• SUPPLIED DATA:
-------------------------

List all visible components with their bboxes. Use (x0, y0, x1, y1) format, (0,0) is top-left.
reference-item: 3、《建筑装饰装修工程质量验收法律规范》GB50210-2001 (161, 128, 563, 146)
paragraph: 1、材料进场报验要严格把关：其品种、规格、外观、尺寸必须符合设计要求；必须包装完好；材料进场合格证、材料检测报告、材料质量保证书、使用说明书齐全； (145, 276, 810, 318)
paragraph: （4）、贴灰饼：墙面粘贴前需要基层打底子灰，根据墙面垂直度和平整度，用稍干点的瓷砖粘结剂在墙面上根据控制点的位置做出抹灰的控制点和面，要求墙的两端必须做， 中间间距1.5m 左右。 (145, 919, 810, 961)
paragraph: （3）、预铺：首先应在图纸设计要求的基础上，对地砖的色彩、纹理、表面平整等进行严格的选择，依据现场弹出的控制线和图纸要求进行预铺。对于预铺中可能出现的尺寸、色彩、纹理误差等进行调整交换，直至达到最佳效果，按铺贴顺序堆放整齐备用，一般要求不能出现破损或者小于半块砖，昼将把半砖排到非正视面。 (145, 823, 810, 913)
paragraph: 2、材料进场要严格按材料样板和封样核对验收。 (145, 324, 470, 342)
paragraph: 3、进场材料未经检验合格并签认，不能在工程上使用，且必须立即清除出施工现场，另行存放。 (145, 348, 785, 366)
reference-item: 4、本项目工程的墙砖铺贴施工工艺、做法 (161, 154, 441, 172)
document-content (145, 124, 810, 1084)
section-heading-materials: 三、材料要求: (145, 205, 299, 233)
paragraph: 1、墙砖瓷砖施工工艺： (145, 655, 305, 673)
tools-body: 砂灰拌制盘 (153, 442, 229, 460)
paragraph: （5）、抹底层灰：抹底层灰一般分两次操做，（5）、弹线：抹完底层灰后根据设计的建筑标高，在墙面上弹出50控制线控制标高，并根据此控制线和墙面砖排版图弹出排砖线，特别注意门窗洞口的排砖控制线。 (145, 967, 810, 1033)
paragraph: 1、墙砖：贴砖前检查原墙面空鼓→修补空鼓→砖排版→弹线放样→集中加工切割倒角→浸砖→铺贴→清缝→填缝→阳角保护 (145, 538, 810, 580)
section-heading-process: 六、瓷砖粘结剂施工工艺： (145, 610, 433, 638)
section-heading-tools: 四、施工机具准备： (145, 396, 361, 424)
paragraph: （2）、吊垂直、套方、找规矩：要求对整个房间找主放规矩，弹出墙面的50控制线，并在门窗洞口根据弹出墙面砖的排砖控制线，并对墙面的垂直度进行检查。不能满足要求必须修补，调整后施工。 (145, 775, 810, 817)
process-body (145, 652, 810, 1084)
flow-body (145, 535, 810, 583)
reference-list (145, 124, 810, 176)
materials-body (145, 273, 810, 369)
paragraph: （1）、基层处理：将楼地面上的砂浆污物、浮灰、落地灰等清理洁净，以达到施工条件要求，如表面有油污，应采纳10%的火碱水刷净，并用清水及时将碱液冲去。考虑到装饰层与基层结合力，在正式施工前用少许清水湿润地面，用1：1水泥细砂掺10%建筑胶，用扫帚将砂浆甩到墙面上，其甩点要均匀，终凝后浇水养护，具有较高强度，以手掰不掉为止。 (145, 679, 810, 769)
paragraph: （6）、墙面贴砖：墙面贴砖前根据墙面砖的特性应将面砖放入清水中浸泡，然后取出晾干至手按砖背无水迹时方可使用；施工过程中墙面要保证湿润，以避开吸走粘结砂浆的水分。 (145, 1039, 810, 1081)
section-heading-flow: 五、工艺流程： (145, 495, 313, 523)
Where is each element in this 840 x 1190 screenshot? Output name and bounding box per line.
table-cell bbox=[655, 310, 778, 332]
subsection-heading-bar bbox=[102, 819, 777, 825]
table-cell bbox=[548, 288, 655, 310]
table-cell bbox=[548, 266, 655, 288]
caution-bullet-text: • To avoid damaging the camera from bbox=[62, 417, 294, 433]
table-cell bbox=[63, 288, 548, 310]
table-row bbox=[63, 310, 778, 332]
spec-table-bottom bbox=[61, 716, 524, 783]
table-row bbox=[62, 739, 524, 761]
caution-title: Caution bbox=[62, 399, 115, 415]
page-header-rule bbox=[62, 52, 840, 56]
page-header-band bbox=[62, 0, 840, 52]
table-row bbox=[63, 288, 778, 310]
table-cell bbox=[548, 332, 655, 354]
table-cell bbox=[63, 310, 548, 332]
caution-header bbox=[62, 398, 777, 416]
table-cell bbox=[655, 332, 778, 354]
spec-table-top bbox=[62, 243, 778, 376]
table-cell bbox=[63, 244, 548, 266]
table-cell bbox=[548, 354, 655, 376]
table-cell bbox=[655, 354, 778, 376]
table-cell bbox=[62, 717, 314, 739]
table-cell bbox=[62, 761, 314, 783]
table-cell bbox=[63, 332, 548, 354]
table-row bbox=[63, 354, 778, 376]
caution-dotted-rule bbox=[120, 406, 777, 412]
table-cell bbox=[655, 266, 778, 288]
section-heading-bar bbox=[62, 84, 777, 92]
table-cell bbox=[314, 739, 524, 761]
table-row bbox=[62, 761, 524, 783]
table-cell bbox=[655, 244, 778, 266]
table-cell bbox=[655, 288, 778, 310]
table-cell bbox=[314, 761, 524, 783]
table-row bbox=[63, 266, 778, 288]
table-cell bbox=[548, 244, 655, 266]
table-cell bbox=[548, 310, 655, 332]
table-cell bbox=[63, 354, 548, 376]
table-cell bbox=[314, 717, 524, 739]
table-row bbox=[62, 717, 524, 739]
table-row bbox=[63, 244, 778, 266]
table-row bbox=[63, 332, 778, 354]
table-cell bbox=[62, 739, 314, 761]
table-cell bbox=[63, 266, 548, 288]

-------------------------

Retype every line of the records above word for word, keeping each coordinate and character unchanged.

• OUTPUT OF THE TASK:
List all visible components with their bboxes. Use (x0, y0, x1, y1) format, (0,0) is top-left.
reference-item: 3、《建筑装饰装修工程质量验收法律规范》GB50210-2001 (161, 128, 563, 146)
paragraph: 1、材料进场报验要严格把关：其品种、规格、外观、尺寸必须符合设计要求；必须包装完好；材料进场合格证、材料检测报告、材料质量保证书、使用说明书齐全； (145, 276, 810, 318)
paragraph: （4）、贴灰饼：墙面粘贴前需要基层打底子灰，根据墙面垂直度和平整度，用稍干点的瓷砖粘结剂在墙面上根据控制点的位置做出抹灰的控制点和面，要求墙的两端必须做， 中间间距1.5m 左右。 (145, 919, 810, 961)
paragraph: （3）、预铺：首先应在图纸设计要求的基础上，对地砖的色彩、纹理、表面平整等进行严格的选择，依据现场弹出的控制线和图纸要求进行预铺。对于预铺中可能出现的尺寸、色彩、纹理误差等进行调整交换，直至达到最佳效果，按铺贴顺序堆放整齐备用，一般要求不能出现破损或者小于半块砖，昼将把半砖排到非正视面。 (145, 823, 810, 913)
paragraph: 2、材料进场要严格按材料样板和封样核对验收。 (145, 324, 470, 342)
paragraph: 3、进场材料未经检验合格并签认，不能在工程上使用，且必须立即清除出施工现场，另行存放。 (145, 348, 785, 366)
reference-item: 4、本项目工程的墙砖铺贴施工工艺、做法 (161, 154, 441, 172)
document-content (145, 124, 810, 1084)
section-heading-materials: 三、材料要求: (145, 205, 299, 233)
paragraph: 1、墙砖瓷砖施工工艺： (145, 655, 305, 673)
tools-body: 砂灰拌制盘 (153, 442, 229, 460)
paragraph: （5）、抹底层灰：抹底层灰一般分两次操做，（5）、弹线：抹完底层灰后根据设计的建筑标高，在墙面上弹出50控制线控制标高，并根据此控制线和墙面砖排版图弹出排砖线，特别注意门窗洞口的排砖控制线。 (145, 967, 810, 1033)
paragraph: 1、墙砖：贴砖前检查原墙面空鼓→修补空鼓→砖排版→弹线放样→集中加工切割倒角→浸砖→铺贴→清缝→填缝→阳角保护 (145, 538, 810, 580)
section-heading-process: 六、瓷砖粘结剂施工工艺： (145, 610, 433, 638)
section-heading-tools: 四、施工机具准备： (145, 396, 361, 424)
paragraph: （2）、吊垂直、套方、找规矩：要求对整个房间找主放规矩，弹出墙面的50控制线，并在门窗洞口根据弹出墙面砖的排砖控制线，并对墙面的垂直度进行检查。不能满足要求必须修补，调整后施工。 (145, 775, 810, 817)
process-body (145, 652, 810, 1084)
flow-body (145, 535, 810, 583)
reference-list (145, 124, 810, 176)
materials-body (145, 273, 810, 369)
paragraph: （1）、基层处理：将楼地面上的砂浆污物、浮灰、落地灰等清理洁净，以达到施工条件要求，如表面有油污，应采纳10%的火碱水刷净，并用清水及时将碱液冲去。考虑到装饰层与基层结合力，在正式施工前用少许清水湿润地面，用1：1水泥细砂掺10%建筑胶，用扫帚将砂浆甩到墙面上，其甩点要均匀，终凝后浇水养护，具有较高强度，以手掰不掉为止。 (145, 679, 810, 769)
paragraph: （6）、墙面贴砖：墙面贴砖前根据墙面砖的特性应将面砖放入清水中浸泡，然后取出晾干至手按砖背无水迹时方可使用；施工过程中墙面要保证湿润，以避开吸走粘结砂浆的水分。 (145, 1039, 810, 1081)
section-heading-flow: 五、工艺流程： (145, 495, 313, 523)
Where is each element in this 840 x 1190 screenshot? Output name and bounding box per line.
table-cell bbox=[655, 310, 778, 332]
subsection-heading-bar bbox=[102, 819, 777, 825]
table-cell bbox=[548, 288, 655, 310]
table-cell bbox=[548, 266, 655, 288]
caution-bullet-text: • To avoid damaging the camera from bbox=[62, 417, 294, 433]
table-cell bbox=[63, 288, 548, 310]
table-row bbox=[63, 310, 778, 332]
spec-table-bottom bbox=[61, 716, 524, 783]
table-row bbox=[62, 739, 524, 761]
caution-title: Caution bbox=[62, 399, 115, 415]
page-header-rule bbox=[62, 52, 840, 56]
page-header-band bbox=[62, 0, 840, 52]
table-row bbox=[63, 288, 778, 310]
table-cell bbox=[548, 332, 655, 354]
table-cell bbox=[63, 310, 548, 332]
caution-header bbox=[62, 398, 777, 416]
table-cell bbox=[655, 332, 778, 354]
spec-table-top bbox=[62, 243, 778, 376]
table-cell bbox=[63, 244, 548, 266]
table-cell bbox=[548, 354, 655, 376]
table-cell bbox=[655, 354, 778, 376]
table-cell bbox=[62, 717, 314, 739]
table-cell bbox=[62, 761, 314, 783]
table-cell bbox=[63, 332, 548, 354]
table-row bbox=[63, 354, 778, 376]
caution-dotted-rule bbox=[120, 406, 777, 412]
table-cell bbox=[655, 266, 778, 288]
section-heading-bar bbox=[62, 84, 777, 92]
table-cell bbox=[314, 739, 524, 761]
table-row bbox=[62, 761, 524, 783]
table-cell bbox=[655, 244, 778, 266]
table-cell bbox=[655, 288, 778, 310]
table-cell bbox=[314, 761, 524, 783]
table-row bbox=[63, 266, 778, 288]
table-cell bbox=[548, 244, 655, 266]
table-cell bbox=[548, 310, 655, 332]
table-cell bbox=[63, 354, 548, 376]
table-cell bbox=[314, 717, 524, 739]
table-row bbox=[62, 717, 524, 739]
table-row bbox=[63, 244, 778, 266]
table-row bbox=[63, 332, 778, 354]
table-cell bbox=[62, 739, 314, 761]
table-cell bbox=[63, 266, 548, 288]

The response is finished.